> _The task_
Write out the entries again exactly as they are given.

> _Supplied information_
----------

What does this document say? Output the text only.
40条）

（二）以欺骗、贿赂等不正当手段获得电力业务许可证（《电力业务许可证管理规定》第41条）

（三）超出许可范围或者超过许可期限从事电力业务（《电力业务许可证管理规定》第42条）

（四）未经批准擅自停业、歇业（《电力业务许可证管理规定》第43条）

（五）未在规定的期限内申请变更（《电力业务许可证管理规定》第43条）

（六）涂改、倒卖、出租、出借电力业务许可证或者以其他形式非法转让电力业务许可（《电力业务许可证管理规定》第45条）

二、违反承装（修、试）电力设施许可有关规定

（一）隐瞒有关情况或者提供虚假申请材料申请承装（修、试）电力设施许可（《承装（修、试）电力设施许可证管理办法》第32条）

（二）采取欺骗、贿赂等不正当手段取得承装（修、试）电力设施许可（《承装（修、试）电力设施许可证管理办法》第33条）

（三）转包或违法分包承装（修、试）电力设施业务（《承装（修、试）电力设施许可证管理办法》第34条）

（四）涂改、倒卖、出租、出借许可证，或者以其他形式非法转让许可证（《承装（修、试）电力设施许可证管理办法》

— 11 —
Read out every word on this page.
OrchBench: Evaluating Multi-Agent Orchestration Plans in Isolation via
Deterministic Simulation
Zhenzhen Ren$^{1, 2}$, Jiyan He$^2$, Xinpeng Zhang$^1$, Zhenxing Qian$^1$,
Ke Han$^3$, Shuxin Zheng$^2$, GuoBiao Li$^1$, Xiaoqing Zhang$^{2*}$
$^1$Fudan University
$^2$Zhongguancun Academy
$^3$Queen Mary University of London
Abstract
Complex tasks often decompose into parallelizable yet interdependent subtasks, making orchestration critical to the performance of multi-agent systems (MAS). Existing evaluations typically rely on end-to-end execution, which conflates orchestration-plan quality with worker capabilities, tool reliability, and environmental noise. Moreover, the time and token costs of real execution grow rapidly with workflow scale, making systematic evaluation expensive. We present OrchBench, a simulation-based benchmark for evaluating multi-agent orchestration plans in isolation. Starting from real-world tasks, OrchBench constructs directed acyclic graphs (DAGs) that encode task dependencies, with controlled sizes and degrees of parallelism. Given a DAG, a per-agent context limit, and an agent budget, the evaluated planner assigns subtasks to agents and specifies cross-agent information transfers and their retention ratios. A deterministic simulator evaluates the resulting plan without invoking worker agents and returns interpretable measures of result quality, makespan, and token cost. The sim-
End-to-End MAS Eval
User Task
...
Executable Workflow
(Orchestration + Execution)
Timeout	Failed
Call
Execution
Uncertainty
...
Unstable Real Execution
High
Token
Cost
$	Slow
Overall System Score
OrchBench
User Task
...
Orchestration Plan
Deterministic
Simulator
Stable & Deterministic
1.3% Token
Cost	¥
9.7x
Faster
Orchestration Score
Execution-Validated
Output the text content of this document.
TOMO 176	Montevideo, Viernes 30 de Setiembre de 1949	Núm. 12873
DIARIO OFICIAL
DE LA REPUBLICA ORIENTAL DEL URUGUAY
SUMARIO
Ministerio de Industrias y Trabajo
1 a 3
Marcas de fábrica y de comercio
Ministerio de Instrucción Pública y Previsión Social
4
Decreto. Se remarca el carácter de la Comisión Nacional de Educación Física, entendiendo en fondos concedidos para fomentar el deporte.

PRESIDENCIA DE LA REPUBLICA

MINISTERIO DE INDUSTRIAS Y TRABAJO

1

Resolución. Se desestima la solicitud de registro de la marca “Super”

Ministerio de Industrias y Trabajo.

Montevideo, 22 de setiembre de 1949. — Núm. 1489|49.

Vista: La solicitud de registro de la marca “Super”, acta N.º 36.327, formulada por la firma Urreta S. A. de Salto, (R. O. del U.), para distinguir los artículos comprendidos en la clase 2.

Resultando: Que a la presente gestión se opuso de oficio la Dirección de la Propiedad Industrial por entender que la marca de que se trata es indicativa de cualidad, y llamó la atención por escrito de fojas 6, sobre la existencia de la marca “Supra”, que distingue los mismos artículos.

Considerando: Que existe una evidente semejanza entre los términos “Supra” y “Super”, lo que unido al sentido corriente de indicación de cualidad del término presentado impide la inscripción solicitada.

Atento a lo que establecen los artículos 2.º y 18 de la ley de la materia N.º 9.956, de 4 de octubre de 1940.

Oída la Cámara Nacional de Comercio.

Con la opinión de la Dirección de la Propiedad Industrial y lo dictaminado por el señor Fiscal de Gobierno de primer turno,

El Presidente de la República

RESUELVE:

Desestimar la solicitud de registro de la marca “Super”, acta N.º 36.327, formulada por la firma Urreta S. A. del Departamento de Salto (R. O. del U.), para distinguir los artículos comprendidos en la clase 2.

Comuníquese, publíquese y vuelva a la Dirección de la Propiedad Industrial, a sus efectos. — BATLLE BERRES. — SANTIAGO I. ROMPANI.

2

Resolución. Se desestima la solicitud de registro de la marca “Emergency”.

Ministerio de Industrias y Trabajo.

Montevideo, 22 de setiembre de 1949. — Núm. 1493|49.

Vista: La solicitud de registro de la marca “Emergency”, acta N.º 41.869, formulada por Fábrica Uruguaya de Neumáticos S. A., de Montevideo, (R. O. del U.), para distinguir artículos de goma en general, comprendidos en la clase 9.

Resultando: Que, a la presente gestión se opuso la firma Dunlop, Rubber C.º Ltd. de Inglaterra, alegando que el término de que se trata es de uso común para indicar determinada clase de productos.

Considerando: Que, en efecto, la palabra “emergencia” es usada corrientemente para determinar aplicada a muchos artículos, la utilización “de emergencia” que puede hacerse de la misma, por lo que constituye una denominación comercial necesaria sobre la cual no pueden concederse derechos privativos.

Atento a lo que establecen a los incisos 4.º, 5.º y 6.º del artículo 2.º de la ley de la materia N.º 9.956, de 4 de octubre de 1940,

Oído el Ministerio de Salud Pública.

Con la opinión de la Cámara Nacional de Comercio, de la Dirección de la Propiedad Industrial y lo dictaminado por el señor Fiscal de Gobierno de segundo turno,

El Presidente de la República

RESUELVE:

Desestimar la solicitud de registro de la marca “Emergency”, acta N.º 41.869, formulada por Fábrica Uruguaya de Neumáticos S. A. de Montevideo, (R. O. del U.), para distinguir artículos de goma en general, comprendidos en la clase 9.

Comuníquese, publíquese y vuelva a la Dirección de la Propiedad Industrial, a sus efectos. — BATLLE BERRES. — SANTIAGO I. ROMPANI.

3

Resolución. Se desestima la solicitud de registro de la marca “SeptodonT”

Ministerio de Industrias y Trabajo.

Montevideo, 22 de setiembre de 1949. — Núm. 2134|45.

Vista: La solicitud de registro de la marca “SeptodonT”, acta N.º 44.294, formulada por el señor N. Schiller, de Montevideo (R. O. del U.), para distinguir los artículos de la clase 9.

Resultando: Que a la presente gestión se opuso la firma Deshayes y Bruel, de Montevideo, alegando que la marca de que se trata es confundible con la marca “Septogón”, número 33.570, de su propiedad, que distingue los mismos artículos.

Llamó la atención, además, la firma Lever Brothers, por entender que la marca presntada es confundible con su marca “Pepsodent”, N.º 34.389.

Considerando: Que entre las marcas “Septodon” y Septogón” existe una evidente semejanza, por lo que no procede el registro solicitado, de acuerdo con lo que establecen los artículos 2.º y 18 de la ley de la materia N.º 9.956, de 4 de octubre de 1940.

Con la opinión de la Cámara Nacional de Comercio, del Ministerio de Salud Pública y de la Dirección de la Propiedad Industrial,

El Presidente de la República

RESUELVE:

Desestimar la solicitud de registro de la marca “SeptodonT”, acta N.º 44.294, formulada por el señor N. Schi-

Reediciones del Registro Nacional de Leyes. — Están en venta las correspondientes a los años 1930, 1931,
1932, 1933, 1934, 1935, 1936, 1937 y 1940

----------

> _Expected answer_
What does this document say? Output the text only.
40条）

（二）以欺骗、贿赂等不正当手段获得电力业务许可证（《电力业务许可证管理规定》第41条）

（三）超出许可范围或者超过许可期限从事电力业务（《电力业务许可证管理规定》第42条）

（四）未经批准擅自停业、歇业（《电力业务许可证管理规定》第43条）

（五）未在规定的期限内申请变更（《电力业务许可证管理规定》第43条）

（六）涂改、倒卖、出租、出借电力业务许可证或者以其他形式非法转让电力业务许可（《电力业务许可证管理规定》第45条）

二、违反承装（修、试）电力设施许可有关规定

（一）隐瞒有关情况或者提供虚假申请材料申请承装（修、试）电力设施许可（《承装（修、试）电力设施许可证管理办法》第32条）

（二）采取欺骗、贿赂等不正当手段取得承装（修、试）电力设施许可（《承装（修、试）电力设施许可证管理办法》第33条）

（三）转包或违法分包承装（修、试）电力设施业务（《承装（修、试）电力设施许可证管理办法》第34条）

（四）涂改、倒卖、出租、出借许可证，或者以其他形式非法转让许可证（《承装（修、试）电力设施许可证管理办法》

— 11 —
Read out every word on this page.
OrchBench: Evaluating Multi-Agent Orchestration Plans in Isolation via
Deterministic Simulation
Zhenzhen Ren$^{1, 2}$, Jiyan He$^2$, Xinpeng Zhang$^1$, Zhenxing Qian$^1$,
Ke Han$^3$, Shuxin Zheng$^2$, GuoBiao Li$^1$, Xiaoqing Zhang$^{2*}$
$^1$Fudan University
$^2$Zhongguancun Academy
$^3$Queen Mary University of London
Abstract
Complex tasks often decompose into parallelizable yet interdependent subtasks, making orchestration critical to the performance of multi-agent systems (MAS). Existing evaluations typically rely on end-to-end execution, which conflates orchestration-plan quality with worker capabilities, tool reliability, and environmental noise. Moreover, the time and token costs of real execution grow rapidly with workflow scale, making systematic evaluation expensive. We present OrchBench, a simulation-based benchmark for evaluating multi-agent orchestration plans in isolation. Starting from real-world tasks, OrchBench constructs directed acyclic graphs (DAGs) that encode task dependencies, with controlled sizes and degrees of parallelism. Given a DAG, a per-agent context limit, and an agent budget, the evaluated planner assigns subtasks to agents and specifies cross-agent information transfers and their retention ratios. A deterministic simulator evaluates the resulting plan without invoking worker agents and returns interpretable measures of result quality, makespan, and token cost. The sim-
End-to-End MAS Eval
User Task
...
Executable Workflow
(Orchestration + Execution)
Timeout	Failed
Call
Execution
Uncertainty
...
Unstable Real Execution
High
Token
Cost
$	Slow
Overall System Score
OrchBench
User Task
...
Orchestration Plan
Deterministic
Simulator
Stable & Deterministic
1.3% Token
Cost	¥
9.7x
Faster
Orchestration Score
Execution-Validated
Output the text content of this document.
TOMO 176	Montevideo, Viernes 30 de Setiembre de 1949	Núm. 12873
DIARIO OFICIAL
DE LA REPUBLICA ORIENTAL DEL URUGUAY
SUMARIO
Ministerio de Industrias y Trabajo
1 a 3
Marcas de fábrica y de comercio
Ministerio de Instrucción Pública y Previsión Social
4
Decreto. Se remarca el carácter de la Comisión Nacional de Educación Física, entendiendo en fondos concedidos para fomentar el deporte.

PRESIDENCIA DE LA REPUBLICA

MINISTERIO DE INDUSTRIAS Y TRABAJO

1

Resolución. Se desestima la solicitud de registro de la marca “Super”

Ministerio de Industrias y Trabajo.

Montevideo, 22 de setiembre de 1949. — Núm. 1489|49.

Vista: La solicitud de registro de la marca “Super”, acta N.º 36.327, formulada por la firma Urreta S. A. de Salto, (R. O. del U.), para distinguir los artículos comprendidos en la clase 2.

Resultando: Que a la presente gestión se opuso de oficio la Dirección de la Propiedad Industrial por entender que la marca de que se trata es indicativa de cualidad, y llamó la atención por escrito de fojas 6, sobre la existencia de la marca “Supra”, que distingue los mismos artículos.

Considerando: Que existe una evidente semejanza entre los términos “Supra” y “Super”, lo que unido al sentido corriente de indicación de cualidad del término presentado impide la inscripción solicitada.

Atento a lo que establecen los artículos 2.º y 18 de la ley de la materia N.º 9.956, de 4 de octubre de 1940.

Oída la Cámara Nacional de Comercio.

Con la opinión de la Dirección de la Propiedad Industrial y lo dictaminado por el señor Fiscal de Gobierno de primer turno,

El Presidente de la República

RESUELVE:

Desestimar la solicitud de registro de la marca “Super”, acta N.º 36.327, formulada por la firma Urreta S. A. del Departamento de Salto (R. O. del U.), para distinguir los artículos comprendidos en la clase 2.

Comuníquese, publíquese y vuelva a la Dirección de la Propiedad Industrial, a sus efectos. — BATLLE BERRES. — SANTIAGO I. ROMPANI.

2

Resolución. Se desestima la solicitud de registro de la marca “Emergency”.

Ministerio de Industrias y Trabajo.

Montevideo, 22 de setiembre de 1949. — Núm. 1493|49.

Vista: La solicitud de registro de la marca “Emergency”, acta N.º 41.869, formulada por Fábrica Uruguaya de Neumáticos S. A., de Montevideo, (R. O. del U.), para distinguir artículos de goma en general, comprendidos en la clase 9.

Resultando: Que, a la presente gestión se opuso la firma Dunlop, Rubber C.º Ltd. de Inglaterra, alegando que el término de que se trata es de uso común para indicar determinada clase de productos.

Considerando: Que, en efecto, la palabra “emergencia” es usada corrientemente para determinar aplicada a muchos artículos, la utilización “de emergencia” que puede hacerse de la misma, por lo que constituye una denominación comercial necesaria sobre la cual no pueden concederse derechos privativos.

Atento a lo que establecen a los incisos 4.º, 5.º y 6.º del artículo 2.º de la ley de la materia N.º 9.956, de 4 de octubre de 1940,

Oído el Ministerio de Salud Pública.

Con la opinión de la Cámara Nacional de Comercio, de la Dirección de la Propiedad Industrial y lo dictaminado por el señor Fiscal de Gobierno de segundo turno,

El Presidente de la República

RESUELVE:

Desestimar la solicitud de registro de la marca “Emergency”, acta N.º 41.869, formulada por Fábrica Uruguaya de Neumáticos S. A. de Montevideo, (R. O. del U.), para distinguir artículos de goma en general, comprendidos en la clase 9.

Comuníquese, publíquese y vuelva a la Dirección de la Propiedad Industrial, a sus efectos. — BATLLE BERRES. — SANTIAGO I. ROMPANI.

3

Resolución. Se desestima la solicitud de registro de la marca “SeptodonT”

Ministerio de Industrias y Trabajo.

Montevideo, 22 de setiembre de 1949. — Núm. 2134|45.

Vista: La solicitud de registro de la marca “SeptodonT”, acta N.º 44.294, formulada por el señor N. Schiller, de Montevideo (R. O. del U.), para distinguir los artículos de la clase 9.

Resultando: Que a la presente gestión se opuso la firma Deshayes y Bruel, de Montevideo, alegando que la marca de que se trata es confundible con la marca “Septogón”, número 33.570, de su propiedad, que distingue los mismos artículos.

Llamó la atención, además, la firma Lever Brothers, por entender que la marca presntada es confundible con su marca “Pepsodent”, N.º 34.389.

Considerando: Que entre las marcas “Septodon” y Septogón” existe una evidente semejanza, por lo que no procede el registro solicitado, de acuerdo con lo que establecen los artículos 2.º y 18 de la ley de la materia N.º 9.956, de 4 de octubre de 1940.

Con la opinión de la Cámara Nacional de Comercio, del Ministerio de Salud Pública y de la Dirección de la Propiedad Industrial,

El Presidente de la República

RESUELVE:

Desestimar la solicitud de registro de la marca “SeptodonT”, acta N.º 44.294, formulada por el señor N. Schi-

Reediciones del Registro Nacional de Leyes. — Están en venta las correspondientes a los años 1930, 1931,
1932, 1933, 1934, 1935, 1936, 1937 y 1940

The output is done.